■ WORK TO BE COMPLETED
Would you write out the listing verbatim and skip every picture in it?

___ WORKING DATA

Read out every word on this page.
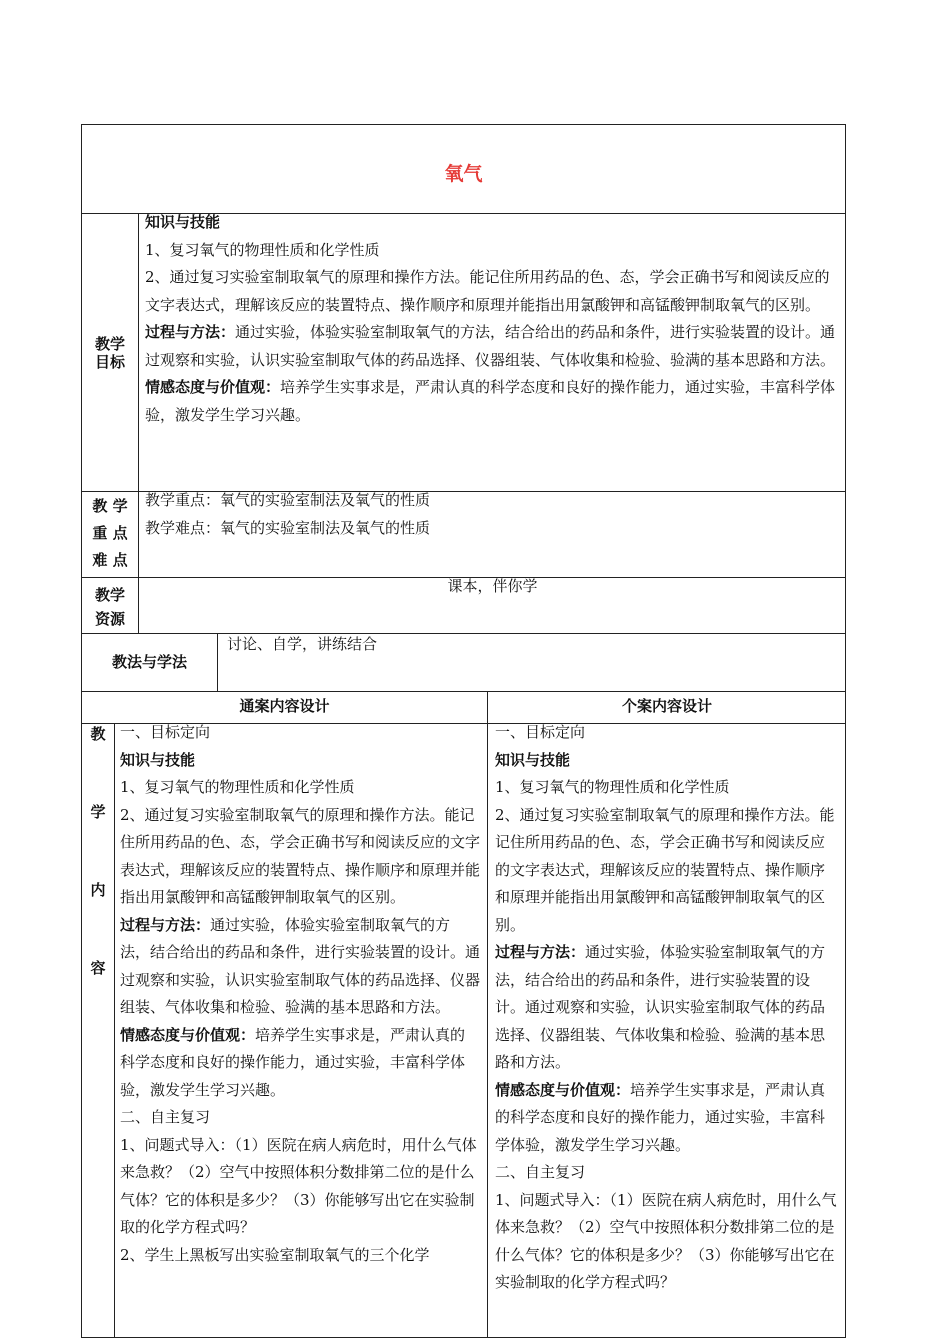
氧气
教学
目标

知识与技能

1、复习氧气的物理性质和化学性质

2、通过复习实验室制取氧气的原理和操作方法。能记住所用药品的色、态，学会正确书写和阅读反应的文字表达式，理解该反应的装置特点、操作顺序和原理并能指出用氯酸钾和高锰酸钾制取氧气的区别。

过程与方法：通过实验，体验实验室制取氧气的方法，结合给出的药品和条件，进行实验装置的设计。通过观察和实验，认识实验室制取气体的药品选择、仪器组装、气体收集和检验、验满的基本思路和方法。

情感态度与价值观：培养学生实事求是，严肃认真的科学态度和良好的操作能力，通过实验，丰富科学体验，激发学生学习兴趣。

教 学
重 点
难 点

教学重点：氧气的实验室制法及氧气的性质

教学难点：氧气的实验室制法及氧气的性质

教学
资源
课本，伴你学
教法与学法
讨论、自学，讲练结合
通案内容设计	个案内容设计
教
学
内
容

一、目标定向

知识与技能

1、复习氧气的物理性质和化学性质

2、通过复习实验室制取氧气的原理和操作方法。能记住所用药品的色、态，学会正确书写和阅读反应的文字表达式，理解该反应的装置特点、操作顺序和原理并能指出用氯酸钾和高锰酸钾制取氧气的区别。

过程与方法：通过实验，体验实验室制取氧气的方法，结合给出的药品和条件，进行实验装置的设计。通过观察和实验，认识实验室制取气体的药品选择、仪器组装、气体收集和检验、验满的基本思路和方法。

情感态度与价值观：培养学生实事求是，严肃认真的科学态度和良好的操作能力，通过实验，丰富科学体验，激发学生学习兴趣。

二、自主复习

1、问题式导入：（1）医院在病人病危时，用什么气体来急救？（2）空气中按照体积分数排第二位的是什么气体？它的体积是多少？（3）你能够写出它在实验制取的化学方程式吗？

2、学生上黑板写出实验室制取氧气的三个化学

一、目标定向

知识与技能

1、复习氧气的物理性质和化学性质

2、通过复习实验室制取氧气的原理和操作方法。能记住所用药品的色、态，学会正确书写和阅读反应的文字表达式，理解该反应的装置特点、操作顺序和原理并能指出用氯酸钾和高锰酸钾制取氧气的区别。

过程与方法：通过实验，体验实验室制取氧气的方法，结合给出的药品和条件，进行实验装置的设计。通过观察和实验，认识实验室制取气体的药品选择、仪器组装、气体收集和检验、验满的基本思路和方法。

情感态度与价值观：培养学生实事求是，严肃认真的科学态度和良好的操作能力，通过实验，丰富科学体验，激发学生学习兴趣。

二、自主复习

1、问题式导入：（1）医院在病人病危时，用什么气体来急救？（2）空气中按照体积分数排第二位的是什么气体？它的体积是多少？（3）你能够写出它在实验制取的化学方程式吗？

______

■ TASK OUTPUT
Read out every word on this page.
氧气
教学
目标

知识与技能

1、复习氧气的物理性质和化学性质

2、通过复习实验室制取氧气的原理和操作方法。能记住所用药品的色、态，学会正确书写和阅读反应的文字表达式，理解该反应的装置特点、操作顺序和原理并能指出用氯酸钾和高锰酸钾制取氧气的区别。

过程与方法：通过实验，体验实验室制取氧气的方法，结合给出的药品和条件，进行实验装置的设计。通过观察和实验，认识实验室制取气体的药品选择、仪器组装、气体收集和检验、验满的基本思路和方法。

情感态度与价值观：培养学生实事求是，严肃认真的科学态度和良好的操作能力，通过实验，丰富科学体验，激发学生学习兴趣。

教 学
重 点
难 点

教学重点：氧气的实验室制法及氧气的性质

教学难点：氧气的实验室制法及氧气的性质

教学
资源
课本，伴你学
教法与学法
讨论、自学，讲练结合
通案内容设计	个案内容设计
教
学
内
容

一、目标定向

知识与技能

1、复习氧气的物理性质和化学性质

2、通过复习实验室制取氧气的原理和操作方法。能记住所用药品的色、态，学会正确书写和阅读反应的文字表达式，理解该反应的装置特点、操作顺序和原理并能指出用氯酸钾和高锰酸钾制取氧气的区别。

过程与方法：通过实验，体验实验室制取氧气的方法，结合给出的药品和条件，进行实验装置的设计。通过观察和实验，认识实验室制取气体的药品选择、仪器组装、气体收集和检验、验满的基本思路和方法。

情感态度与价值观：培养学生实事求是，严肃认真的科学态度和良好的操作能力，通过实验，丰富科学体验，激发学生学习兴趣。

二、自主复习

1、问题式导入：（1）医院在病人病危时，用什么气体来急救？（2）空气中按照体积分数排第二位的是什么气体？它的体积是多少？（3）你能够写出它在实验制取的化学方程式吗？

2、学生上黑板写出实验室制取氧气的三个化学

一、目标定向

知识与技能

1、复习氧气的物理性质和化学性质

2、通过复习实验室制取氧气的原理和操作方法。能记住所用药品的色、态，学会正确书写和阅读反应的文字表达式，理解该反应的装置特点、操作顺序和原理并能指出用氯酸钾和高锰酸钾制取氧气的区别。

过程与方法：通过实验，体验实验室制取氧气的方法，结合给出的药品和条件，进行实验装置的设计。通过观察和实验，认识实验室制取气体的药品选择、仪器组装、气体收集和检验、验满的基本思路和方法。

情感态度与价值观：培养学生实事求是，严肃认真的科学态度和良好的操作能力，通过实验，丰富科学体验，激发学生学习兴趣。

二、自主复习

1、问题式导入：（1）医院在病人病危时，用什么气体来急救？（2）空气中按照体积分数排第二位的是什么气体？它的体积是多少？（3）你能够写出它在实验制取的化学方程式吗？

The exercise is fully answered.